A block of data —
.....

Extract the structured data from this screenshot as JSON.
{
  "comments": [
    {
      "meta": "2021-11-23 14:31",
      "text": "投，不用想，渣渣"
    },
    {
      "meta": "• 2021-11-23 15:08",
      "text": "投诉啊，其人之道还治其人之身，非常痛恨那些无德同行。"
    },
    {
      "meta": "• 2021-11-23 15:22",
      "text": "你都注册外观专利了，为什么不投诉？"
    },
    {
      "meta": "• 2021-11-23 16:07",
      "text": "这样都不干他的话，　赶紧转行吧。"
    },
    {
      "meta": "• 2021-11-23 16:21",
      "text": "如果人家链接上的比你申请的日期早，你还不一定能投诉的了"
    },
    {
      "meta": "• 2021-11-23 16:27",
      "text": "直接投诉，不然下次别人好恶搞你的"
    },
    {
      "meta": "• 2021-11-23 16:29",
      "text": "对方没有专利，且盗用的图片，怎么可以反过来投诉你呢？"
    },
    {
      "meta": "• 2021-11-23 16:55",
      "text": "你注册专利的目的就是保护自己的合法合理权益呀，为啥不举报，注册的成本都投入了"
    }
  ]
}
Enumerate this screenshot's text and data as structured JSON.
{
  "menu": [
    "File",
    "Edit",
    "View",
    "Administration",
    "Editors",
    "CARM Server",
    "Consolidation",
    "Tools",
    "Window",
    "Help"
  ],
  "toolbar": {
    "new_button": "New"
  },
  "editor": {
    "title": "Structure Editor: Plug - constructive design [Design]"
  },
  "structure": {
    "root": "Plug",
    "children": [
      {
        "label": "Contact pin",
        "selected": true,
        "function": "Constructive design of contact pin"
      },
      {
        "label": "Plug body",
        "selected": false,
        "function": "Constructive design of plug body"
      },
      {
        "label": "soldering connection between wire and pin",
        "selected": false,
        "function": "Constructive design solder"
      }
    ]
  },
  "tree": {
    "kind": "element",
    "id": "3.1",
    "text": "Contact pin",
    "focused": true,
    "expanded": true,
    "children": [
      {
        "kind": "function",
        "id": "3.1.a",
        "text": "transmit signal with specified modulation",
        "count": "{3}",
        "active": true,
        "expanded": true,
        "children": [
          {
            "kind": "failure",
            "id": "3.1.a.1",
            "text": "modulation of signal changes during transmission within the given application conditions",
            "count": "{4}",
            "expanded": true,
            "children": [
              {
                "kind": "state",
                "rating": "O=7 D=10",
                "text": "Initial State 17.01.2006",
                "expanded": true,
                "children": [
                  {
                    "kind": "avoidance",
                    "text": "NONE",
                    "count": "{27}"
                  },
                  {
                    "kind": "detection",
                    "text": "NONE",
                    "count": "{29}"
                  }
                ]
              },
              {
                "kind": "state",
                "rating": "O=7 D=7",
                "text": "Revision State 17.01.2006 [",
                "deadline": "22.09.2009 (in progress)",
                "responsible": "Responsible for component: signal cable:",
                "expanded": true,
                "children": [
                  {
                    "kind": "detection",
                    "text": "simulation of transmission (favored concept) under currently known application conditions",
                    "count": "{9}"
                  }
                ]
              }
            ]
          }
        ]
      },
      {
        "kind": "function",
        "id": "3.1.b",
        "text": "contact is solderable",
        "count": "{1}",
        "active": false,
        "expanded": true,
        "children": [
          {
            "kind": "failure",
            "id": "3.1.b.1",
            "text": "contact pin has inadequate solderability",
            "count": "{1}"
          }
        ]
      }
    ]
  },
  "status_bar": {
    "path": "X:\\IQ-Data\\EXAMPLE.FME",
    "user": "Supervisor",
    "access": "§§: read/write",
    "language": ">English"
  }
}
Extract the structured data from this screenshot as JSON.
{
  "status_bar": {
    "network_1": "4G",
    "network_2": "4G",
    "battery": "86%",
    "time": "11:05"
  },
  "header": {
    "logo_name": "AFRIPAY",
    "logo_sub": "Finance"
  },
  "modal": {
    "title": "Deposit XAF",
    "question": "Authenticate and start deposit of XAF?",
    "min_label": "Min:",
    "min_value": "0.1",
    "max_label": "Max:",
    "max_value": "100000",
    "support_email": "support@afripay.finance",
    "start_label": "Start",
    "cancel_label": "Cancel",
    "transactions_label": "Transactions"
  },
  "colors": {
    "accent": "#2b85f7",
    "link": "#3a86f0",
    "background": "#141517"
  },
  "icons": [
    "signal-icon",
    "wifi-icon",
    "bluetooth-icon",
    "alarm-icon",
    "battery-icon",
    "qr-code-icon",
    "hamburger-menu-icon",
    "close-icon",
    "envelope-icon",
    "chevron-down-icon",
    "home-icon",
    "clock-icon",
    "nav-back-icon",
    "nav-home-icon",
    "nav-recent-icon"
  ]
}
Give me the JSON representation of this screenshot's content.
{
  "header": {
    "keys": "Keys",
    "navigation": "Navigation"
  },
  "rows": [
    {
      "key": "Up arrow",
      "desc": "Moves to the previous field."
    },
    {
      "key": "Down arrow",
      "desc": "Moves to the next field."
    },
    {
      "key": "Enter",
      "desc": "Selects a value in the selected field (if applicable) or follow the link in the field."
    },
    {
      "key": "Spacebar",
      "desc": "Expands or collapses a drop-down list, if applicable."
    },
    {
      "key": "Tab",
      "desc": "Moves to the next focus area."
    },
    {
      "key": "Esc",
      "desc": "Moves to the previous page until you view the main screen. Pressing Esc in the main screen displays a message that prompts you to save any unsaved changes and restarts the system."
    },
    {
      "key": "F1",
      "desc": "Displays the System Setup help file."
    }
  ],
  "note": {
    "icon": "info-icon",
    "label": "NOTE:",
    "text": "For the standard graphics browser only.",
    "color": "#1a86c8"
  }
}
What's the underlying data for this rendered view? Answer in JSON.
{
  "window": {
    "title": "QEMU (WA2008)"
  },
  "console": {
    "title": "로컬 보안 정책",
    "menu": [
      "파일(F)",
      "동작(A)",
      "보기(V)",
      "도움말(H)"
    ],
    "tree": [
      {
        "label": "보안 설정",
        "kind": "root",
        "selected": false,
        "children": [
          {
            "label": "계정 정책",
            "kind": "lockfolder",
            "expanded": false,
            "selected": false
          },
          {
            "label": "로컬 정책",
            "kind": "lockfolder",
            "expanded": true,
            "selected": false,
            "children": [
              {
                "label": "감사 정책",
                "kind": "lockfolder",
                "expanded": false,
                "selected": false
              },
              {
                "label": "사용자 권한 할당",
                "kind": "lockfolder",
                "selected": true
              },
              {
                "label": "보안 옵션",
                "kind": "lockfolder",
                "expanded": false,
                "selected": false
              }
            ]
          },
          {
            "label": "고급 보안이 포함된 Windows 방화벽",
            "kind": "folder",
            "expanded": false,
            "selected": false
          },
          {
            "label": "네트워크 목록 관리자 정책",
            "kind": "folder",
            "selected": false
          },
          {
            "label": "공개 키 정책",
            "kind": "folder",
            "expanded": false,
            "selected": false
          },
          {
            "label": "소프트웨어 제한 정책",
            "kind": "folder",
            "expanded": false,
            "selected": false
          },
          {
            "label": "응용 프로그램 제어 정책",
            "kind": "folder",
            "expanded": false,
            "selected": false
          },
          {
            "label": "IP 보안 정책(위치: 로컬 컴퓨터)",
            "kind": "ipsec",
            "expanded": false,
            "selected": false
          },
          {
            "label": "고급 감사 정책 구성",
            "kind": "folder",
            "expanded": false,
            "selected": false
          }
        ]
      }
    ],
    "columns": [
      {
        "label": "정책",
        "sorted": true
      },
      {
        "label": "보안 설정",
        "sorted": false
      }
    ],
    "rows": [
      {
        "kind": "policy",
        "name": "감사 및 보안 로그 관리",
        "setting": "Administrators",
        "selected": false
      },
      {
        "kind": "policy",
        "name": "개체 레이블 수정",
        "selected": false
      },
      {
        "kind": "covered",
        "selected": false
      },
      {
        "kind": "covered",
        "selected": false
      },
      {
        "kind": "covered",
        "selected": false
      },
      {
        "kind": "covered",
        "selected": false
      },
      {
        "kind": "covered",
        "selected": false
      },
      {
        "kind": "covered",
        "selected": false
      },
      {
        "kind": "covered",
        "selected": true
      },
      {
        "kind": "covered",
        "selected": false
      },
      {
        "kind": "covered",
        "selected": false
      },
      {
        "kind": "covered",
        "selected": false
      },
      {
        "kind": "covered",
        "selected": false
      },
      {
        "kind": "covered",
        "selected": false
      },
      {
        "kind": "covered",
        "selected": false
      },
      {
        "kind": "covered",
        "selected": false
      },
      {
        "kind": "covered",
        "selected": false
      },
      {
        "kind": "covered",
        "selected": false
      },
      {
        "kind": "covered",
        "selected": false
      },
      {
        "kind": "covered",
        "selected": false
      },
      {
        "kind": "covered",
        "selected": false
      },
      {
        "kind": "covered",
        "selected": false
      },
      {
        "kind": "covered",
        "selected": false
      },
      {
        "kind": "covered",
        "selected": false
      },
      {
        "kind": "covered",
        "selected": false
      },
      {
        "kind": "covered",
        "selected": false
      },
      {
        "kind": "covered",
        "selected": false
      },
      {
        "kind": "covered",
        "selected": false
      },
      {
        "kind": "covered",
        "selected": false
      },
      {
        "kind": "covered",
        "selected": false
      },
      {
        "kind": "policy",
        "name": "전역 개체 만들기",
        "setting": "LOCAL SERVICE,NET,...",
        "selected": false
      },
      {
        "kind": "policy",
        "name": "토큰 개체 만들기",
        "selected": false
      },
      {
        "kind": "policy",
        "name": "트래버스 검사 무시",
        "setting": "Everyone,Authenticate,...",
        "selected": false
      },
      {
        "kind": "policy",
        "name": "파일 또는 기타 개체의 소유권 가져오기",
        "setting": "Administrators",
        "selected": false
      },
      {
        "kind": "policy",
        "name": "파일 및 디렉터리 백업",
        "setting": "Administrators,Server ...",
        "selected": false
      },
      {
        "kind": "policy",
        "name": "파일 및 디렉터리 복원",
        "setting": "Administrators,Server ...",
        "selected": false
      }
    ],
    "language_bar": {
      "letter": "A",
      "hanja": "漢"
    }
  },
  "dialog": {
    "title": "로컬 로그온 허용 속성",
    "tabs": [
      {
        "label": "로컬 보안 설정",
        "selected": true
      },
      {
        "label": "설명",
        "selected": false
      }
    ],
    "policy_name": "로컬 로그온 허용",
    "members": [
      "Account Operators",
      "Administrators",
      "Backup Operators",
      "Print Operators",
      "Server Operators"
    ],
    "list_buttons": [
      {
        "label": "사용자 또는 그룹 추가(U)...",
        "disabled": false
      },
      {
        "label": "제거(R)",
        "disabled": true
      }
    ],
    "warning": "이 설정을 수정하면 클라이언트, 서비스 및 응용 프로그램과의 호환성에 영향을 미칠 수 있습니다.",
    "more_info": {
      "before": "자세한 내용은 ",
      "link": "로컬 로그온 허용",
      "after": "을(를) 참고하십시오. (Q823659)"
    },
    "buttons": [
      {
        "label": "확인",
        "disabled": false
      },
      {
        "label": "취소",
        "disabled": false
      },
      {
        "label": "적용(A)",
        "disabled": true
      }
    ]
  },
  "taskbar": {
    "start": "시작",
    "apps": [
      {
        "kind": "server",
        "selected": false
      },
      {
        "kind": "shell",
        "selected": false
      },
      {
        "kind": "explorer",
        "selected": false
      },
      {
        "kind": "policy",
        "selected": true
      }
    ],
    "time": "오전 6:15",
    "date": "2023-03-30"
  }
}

.....

Which lines above contain "meta"? Show each of them.

      "meta": "2021-11-23 14:31",
      "meta": "• 2021-11-23 15:08",
      "meta": "• 2021-11-23 15:22",
      "meta": "• 2021-11-23 16:07",
      "meta": "• 2021-11-23 16:21",
      "meta": "• 2021-11-23 16:27",
      "meta": "• 2021-11-23 16:29",
      "meta": "• 2021-11-23 16:55",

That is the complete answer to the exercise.